→ **REQUIREMENTS**: Gather every line of the entries that includes the word "image".

Records from a data source
— Start —
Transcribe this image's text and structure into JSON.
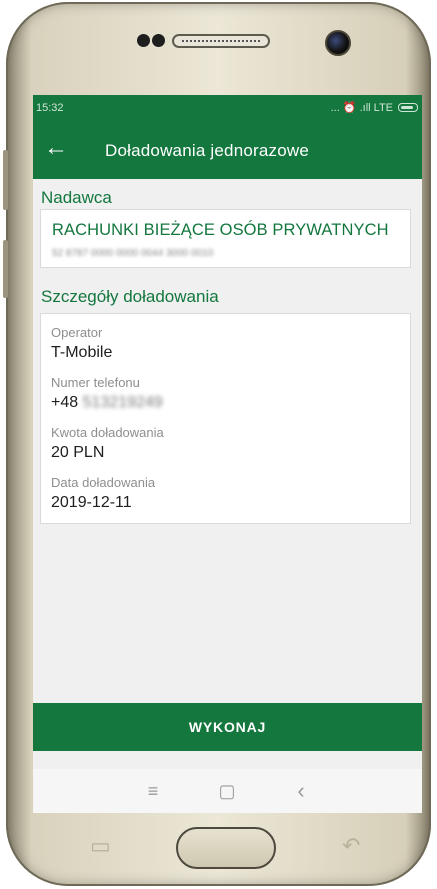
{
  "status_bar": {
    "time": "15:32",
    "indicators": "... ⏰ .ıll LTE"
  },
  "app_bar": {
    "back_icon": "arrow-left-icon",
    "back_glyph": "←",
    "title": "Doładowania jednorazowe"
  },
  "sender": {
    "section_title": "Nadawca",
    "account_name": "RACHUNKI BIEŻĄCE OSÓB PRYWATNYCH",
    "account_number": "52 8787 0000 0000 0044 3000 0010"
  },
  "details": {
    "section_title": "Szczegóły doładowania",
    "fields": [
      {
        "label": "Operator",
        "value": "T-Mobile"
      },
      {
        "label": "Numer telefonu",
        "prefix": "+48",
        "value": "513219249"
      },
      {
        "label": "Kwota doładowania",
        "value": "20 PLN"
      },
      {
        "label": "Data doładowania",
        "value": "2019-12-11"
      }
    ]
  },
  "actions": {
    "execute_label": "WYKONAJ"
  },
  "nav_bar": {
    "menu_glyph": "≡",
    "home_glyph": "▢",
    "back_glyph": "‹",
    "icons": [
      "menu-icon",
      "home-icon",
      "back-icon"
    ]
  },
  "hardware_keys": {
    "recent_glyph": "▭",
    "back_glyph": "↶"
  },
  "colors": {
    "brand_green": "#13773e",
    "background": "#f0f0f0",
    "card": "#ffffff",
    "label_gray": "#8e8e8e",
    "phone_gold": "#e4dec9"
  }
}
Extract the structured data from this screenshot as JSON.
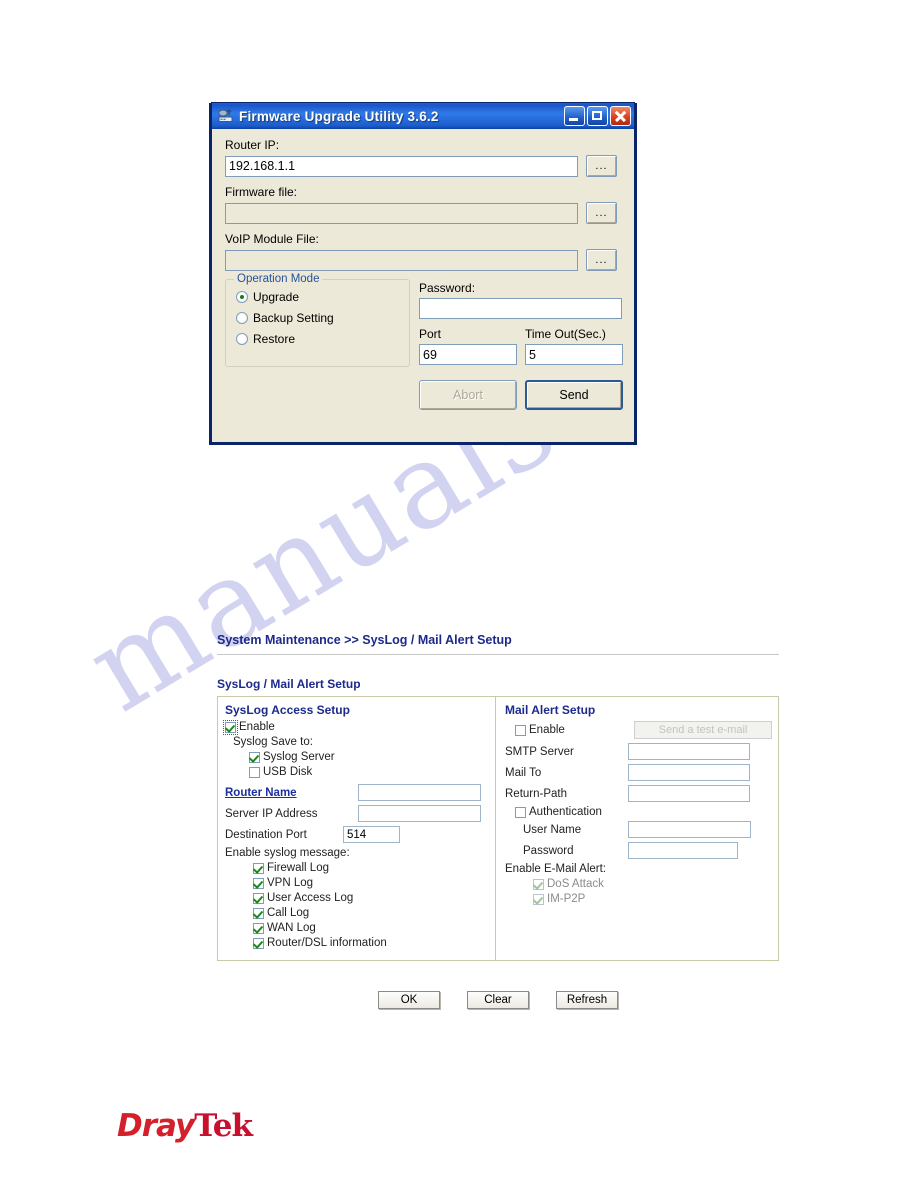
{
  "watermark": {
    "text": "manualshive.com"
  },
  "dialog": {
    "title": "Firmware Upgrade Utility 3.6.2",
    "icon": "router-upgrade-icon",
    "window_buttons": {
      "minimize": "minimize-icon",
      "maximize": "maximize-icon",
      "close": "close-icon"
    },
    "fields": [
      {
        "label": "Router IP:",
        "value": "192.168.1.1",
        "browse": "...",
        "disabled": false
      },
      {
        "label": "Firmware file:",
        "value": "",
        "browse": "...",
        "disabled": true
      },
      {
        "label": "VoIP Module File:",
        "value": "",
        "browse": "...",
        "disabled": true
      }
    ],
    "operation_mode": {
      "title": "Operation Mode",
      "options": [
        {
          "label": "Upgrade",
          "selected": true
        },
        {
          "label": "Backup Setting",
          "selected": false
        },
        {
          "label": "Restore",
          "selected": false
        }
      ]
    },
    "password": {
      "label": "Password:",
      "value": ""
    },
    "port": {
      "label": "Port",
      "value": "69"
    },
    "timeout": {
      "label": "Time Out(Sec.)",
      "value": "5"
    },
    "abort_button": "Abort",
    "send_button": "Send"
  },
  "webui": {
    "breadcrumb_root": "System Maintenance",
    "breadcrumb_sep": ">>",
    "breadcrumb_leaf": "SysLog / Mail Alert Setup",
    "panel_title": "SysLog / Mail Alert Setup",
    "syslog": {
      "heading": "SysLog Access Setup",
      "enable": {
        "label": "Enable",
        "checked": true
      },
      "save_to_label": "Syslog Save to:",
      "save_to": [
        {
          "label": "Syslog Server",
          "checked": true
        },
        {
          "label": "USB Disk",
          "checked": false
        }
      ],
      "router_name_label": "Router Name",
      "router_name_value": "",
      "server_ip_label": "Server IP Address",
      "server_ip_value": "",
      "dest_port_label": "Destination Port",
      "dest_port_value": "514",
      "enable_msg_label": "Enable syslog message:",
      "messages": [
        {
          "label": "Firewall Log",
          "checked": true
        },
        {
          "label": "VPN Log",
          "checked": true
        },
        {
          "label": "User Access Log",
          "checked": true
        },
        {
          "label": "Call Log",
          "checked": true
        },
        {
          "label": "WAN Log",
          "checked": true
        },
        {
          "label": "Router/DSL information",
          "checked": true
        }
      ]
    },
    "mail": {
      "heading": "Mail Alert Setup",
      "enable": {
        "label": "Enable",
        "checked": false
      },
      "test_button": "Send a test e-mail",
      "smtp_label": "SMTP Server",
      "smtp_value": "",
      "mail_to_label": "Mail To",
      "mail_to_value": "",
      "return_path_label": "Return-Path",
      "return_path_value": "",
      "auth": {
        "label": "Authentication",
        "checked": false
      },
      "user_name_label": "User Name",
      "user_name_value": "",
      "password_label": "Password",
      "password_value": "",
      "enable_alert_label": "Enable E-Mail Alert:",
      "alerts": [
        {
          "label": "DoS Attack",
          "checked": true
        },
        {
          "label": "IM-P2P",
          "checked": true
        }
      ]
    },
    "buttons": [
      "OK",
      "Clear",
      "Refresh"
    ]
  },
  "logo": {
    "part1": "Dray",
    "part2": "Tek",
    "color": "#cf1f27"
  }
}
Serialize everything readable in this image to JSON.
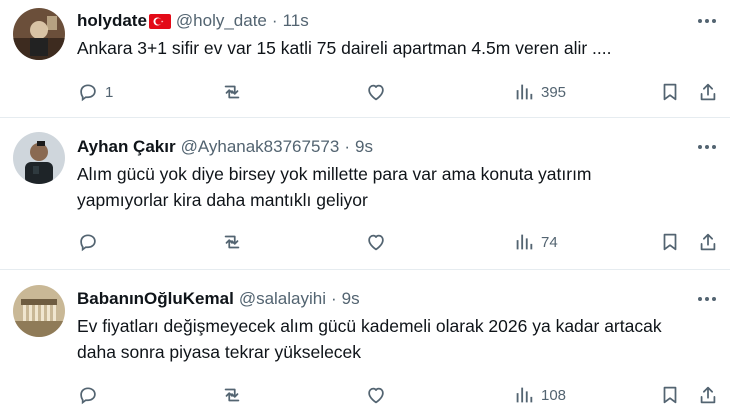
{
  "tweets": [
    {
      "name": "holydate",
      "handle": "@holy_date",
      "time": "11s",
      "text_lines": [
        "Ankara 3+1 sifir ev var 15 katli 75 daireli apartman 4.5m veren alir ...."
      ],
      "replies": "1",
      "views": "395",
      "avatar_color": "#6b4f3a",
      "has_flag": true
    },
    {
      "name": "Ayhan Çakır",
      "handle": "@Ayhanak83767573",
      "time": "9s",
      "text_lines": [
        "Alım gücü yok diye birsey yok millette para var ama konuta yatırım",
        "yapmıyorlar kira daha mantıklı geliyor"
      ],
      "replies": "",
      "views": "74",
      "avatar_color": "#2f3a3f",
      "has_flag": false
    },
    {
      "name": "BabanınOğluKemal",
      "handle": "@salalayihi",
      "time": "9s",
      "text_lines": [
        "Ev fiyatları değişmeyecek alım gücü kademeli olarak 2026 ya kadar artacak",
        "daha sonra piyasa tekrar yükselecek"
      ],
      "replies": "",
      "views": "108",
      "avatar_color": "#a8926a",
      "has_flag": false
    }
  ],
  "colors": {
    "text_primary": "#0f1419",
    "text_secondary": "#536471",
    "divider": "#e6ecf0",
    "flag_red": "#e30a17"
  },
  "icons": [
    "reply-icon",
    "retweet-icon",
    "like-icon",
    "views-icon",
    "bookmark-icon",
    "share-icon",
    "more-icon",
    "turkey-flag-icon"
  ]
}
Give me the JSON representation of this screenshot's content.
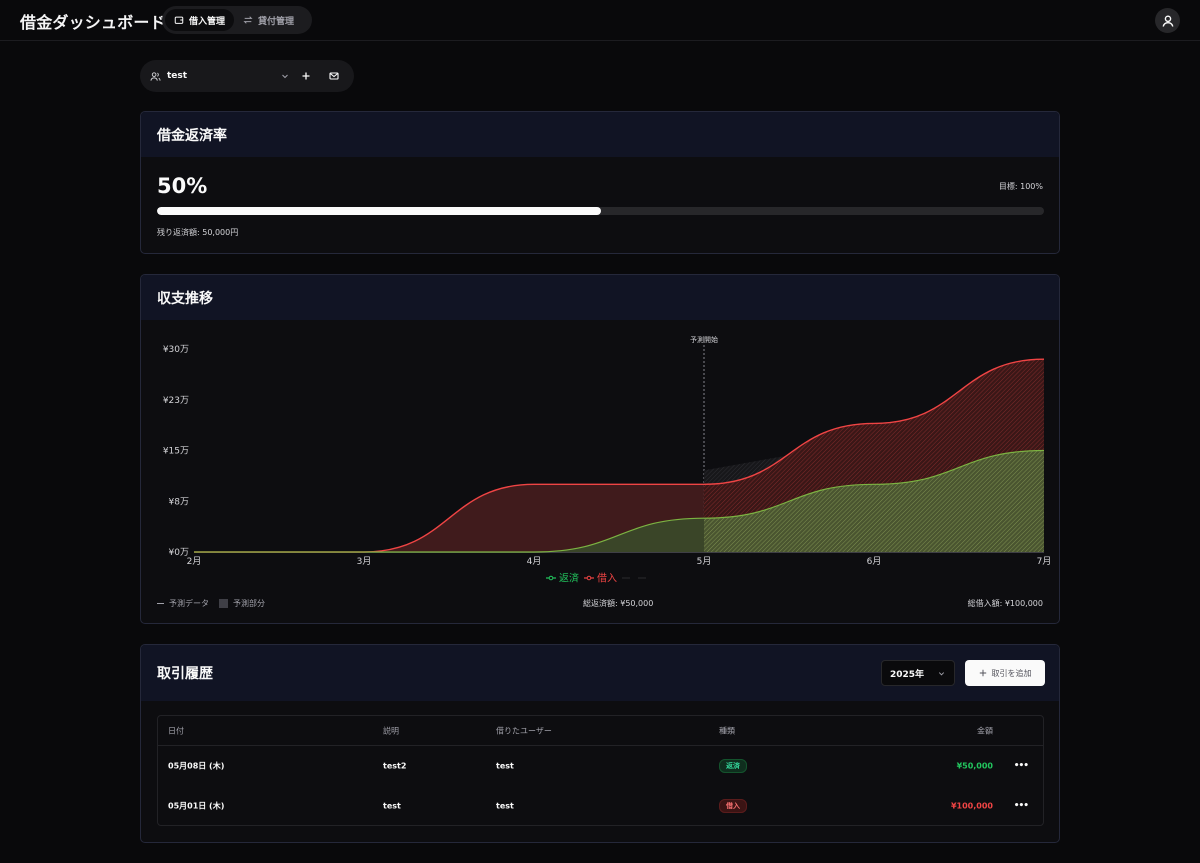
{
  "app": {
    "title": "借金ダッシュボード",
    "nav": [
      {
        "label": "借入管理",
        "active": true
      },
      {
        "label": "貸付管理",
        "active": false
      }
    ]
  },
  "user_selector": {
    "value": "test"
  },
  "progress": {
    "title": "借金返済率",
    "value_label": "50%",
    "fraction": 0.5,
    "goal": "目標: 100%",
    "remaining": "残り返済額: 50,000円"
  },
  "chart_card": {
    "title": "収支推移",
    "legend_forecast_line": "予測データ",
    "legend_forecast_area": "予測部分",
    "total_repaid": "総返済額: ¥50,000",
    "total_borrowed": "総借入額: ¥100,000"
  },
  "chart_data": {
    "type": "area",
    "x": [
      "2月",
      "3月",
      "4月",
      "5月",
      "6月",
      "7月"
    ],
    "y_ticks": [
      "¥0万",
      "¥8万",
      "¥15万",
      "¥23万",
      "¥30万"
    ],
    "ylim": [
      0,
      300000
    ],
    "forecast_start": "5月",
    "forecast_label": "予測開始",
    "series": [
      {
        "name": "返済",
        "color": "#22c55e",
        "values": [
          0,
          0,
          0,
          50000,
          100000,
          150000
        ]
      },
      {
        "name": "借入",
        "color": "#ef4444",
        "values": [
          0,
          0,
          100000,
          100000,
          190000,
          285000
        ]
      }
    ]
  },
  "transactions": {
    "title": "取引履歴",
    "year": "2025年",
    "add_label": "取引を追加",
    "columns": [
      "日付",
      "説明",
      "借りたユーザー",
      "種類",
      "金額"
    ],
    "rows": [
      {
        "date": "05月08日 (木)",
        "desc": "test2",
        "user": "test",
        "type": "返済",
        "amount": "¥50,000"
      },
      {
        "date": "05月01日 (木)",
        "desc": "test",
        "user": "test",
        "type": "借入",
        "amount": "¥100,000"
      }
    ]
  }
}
— End —
→ **OUTPUT BELOW**:
Transcribe this image's text and structure into JSON.
Serialize everything readable in this image to JSON.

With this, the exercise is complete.